Exercise instructions » Omit the pictures, please, and give each record below again exactly.

[BEGIN]

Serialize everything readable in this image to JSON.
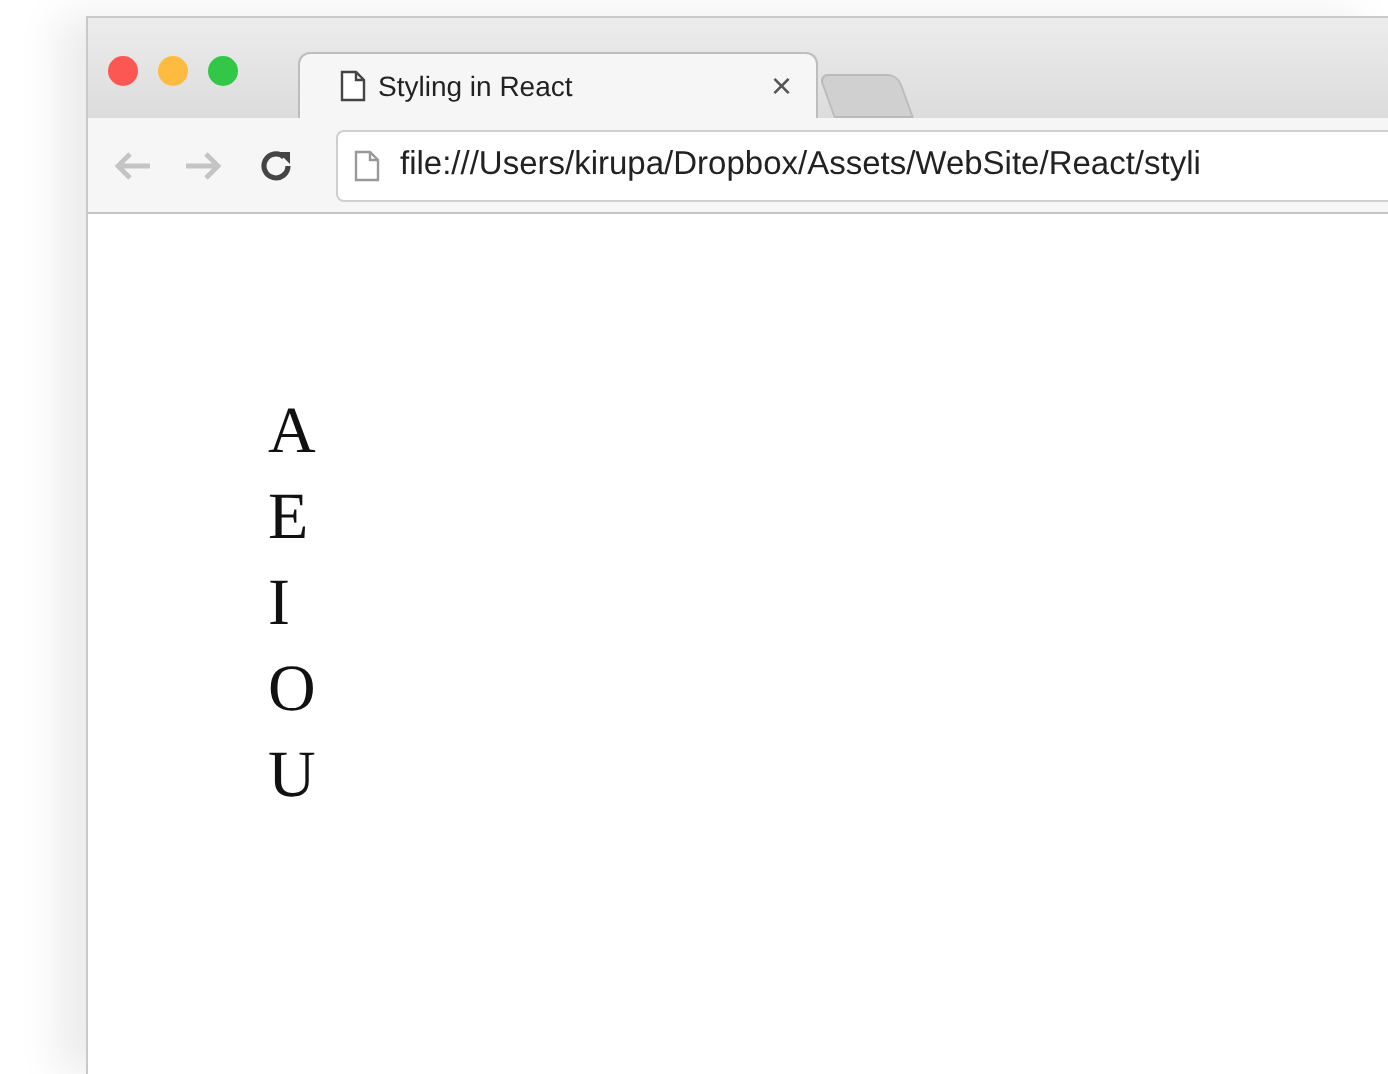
{
  "window": {
    "controls": [
      {
        "color": "#fc5753"
      },
      {
        "color": "#fdbc40"
      },
      {
        "color": "#33c748"
      }
    ]
  },
  "tabs": [
    {
      "label": "Styling in React",
      "close": "×",
      "selected": true
    }
  ],
  "toolbar": {
    "back": {
      "disabled": true
    },
    "forward": {
      "disabled": true
    },
    "address": "file:///Users/kirupa/Dropbox/Assets/WebSite/React/styli"
  },
  "content": {
    "letters": [
      "A",
      "E",
      "I",
      "O",
      "U"
    ]
  }
}
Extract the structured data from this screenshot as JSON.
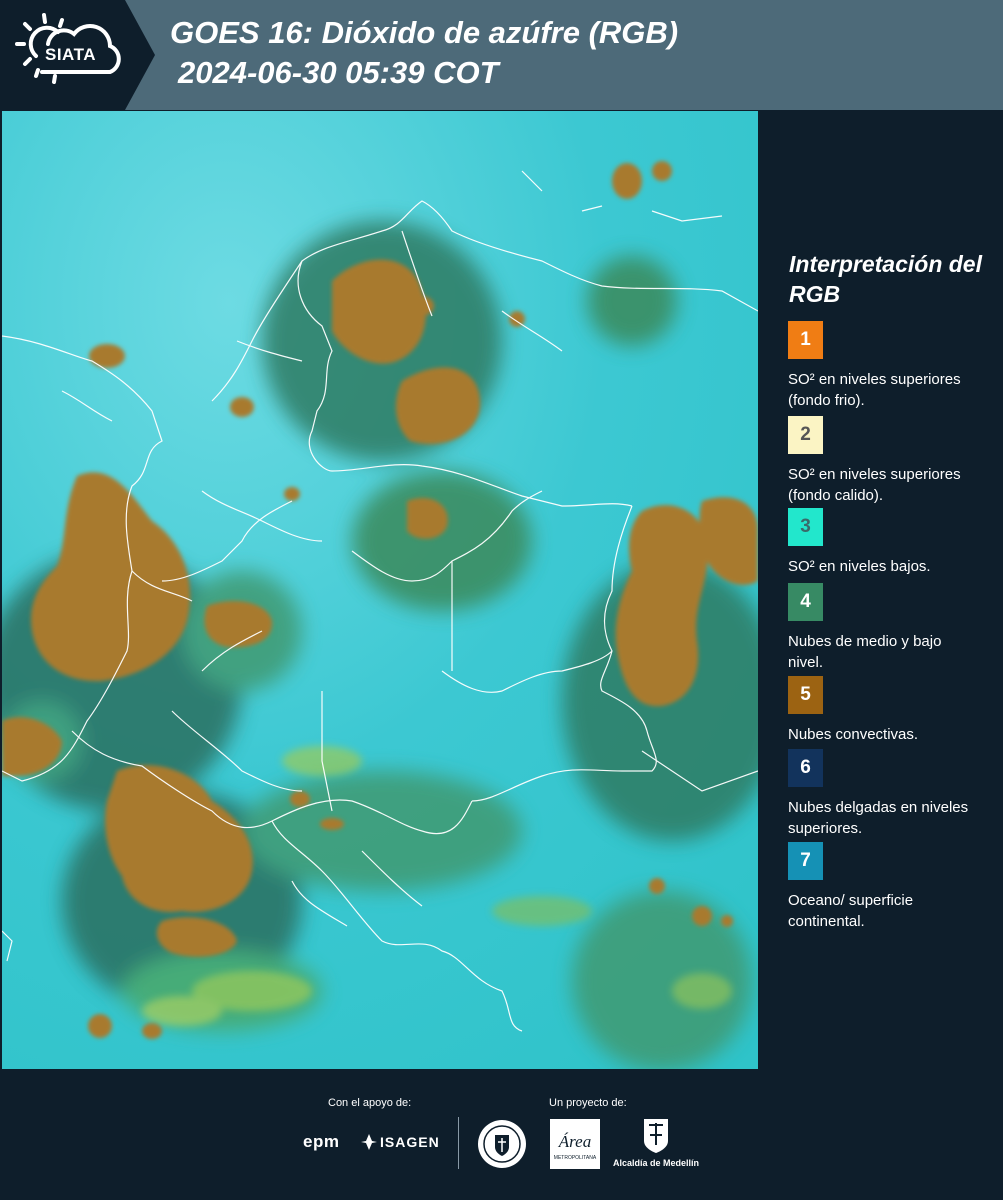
{
  "header": {
    "logo_text": "SIATA",
    "title_line1": "GOES 16: Dióxido de azúfre (RGB)",
    "title_line2": "2024-06-30 05:39 COT"
  },
  "legend": {
    "title": "Interpretación del RGB",
    "items": [
      {
        "number": "1",
        "color": "#f07d14",
        "text_color": "#ffffff",
        "description": "SO² en niveles superiores (fondo frio)."
      },
      {
        "number": "2",
        "color": "#fbf4c4",
        "text_color": "#555555",
        "description": "SO² en niveles superiores (fondo calido)."
      },
      {
        "number": "3",
        "color": "#22e7cc",
        "text_color": "#3a6b6a",
        "description": "SO² en niveles bajos."
      },
      {
        "number": "4",
        "color": "#378a64",
        "text_color": "#ffffff",
        "description": "Nubes de medio y bajo nivel."
      },
      {
        "number": "5",
        "color": "#9c6312",
        "text_color": "#ffffff",
        "description": "Nubes convectivas."
      },
      {
        "number": "6",
        "color": "#12335c",
        "text_color": "#ffffff",
        "description": "Nubes delgadas en niveles superiores."
      },
      {
        "number": "7",
        "color": "#1591b5",
        "text_color": "#ffffff",
        "description": "Oceano/ superficie continental."
      }
    ]
  },
  "footer": {
    "support_label": "Con el apoyo de:",
    "project_label": "Un proyecto de:",
    "sponsor1": "epm",
    "sponsor2": "ISAGEN",
    "area_logo_text": "Área",
    "area_logo_subtext": "METROPOLITANA",
    "alcaldia": "Alcaldía de Medellín"
  }
}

[END]

Solution to this exercise »
Serialize everything readable in this image to JSON.
{
  "window": {
    "controls": [
      {
        "color": "#fc5753"
      },
      {
        "color": "#fdbc40"
      },
      {
        "color": "#33c748"
      }
    ]
  },
  "tabs": [
    {
      "label": "Styling in React",
      "close": "×",
      "selected": true
    }
  ],
  "toolbar": {
    "back": {
      "disabled": true
    },
    "forward": {
      "disabled": true
    },
    "address": "file:///Users/kirupa/Dropbox/Assets/WebSite/React/styli"
  },
  "content": {
    "letters": [
      "A",
      "E",
      "I",
      "O",
      "U"
    ]
  }
}
Extract the structured data from this screenshot as JSON.
{
  "header": {
    "logo_text": "SIATA",
    "title_line1": "GOES 16: Dióxido de azúfre (RGB)",
    "title_line2": "2024-06-30 05:39 COT"
  },
  "legend": {
    "title": "Interpretación del RGB",
    "items": [
      {
        "number": "1",
        "color": "#f07d14",
        "text_color": "#ffffff",
        "description": "SO² en niveles superiores (fondo frio)."
      },
      {
        "number": "2",
        "color": "#fbf4c4",
        "text_color": "#555555",
        "description": "SO² en niveles superiores (fondo calido)."
      },
      {
        "number": "3",
        "color": "#22e7cc",
        "text_color": "#3a6b6a",
        "description": "SO² en niveles bajos."
      },
      {
        "number": "4",
        "color": "#378a64",
        "text_color": "#ffffff",
        "description": "Nubes de medio y bajo nivel."
      },
      {
        "number": "5",
        "color": "#9c6312",
        "text_color": "#ffffff",
        "description": "Nubes convectivas."
      },
      {
        "number": "6",
        "color": "#12335c",
        "text_color": "#ffffff",
        "description": "Nubes delgadas en niveles superiores."
      },
      {
        "number": "7",
        "color": "#1591b5",
        "text_color": "#ffffff",
        "description": "Oceano/ superficie continental."
      }
    ]
  },
  "footer": {
    "support_label": "Con el apoyo de:",
    "project_label": "Un proyecto de:",
    "sponsor1": "epm",
    "sponsor2": "ISAGEN",
    "area_logo_text": "Área",
    "area_logo_subtext": "METROPOLITANA",
    "alcaldia": "Alcaldía de Medellín"
  }
}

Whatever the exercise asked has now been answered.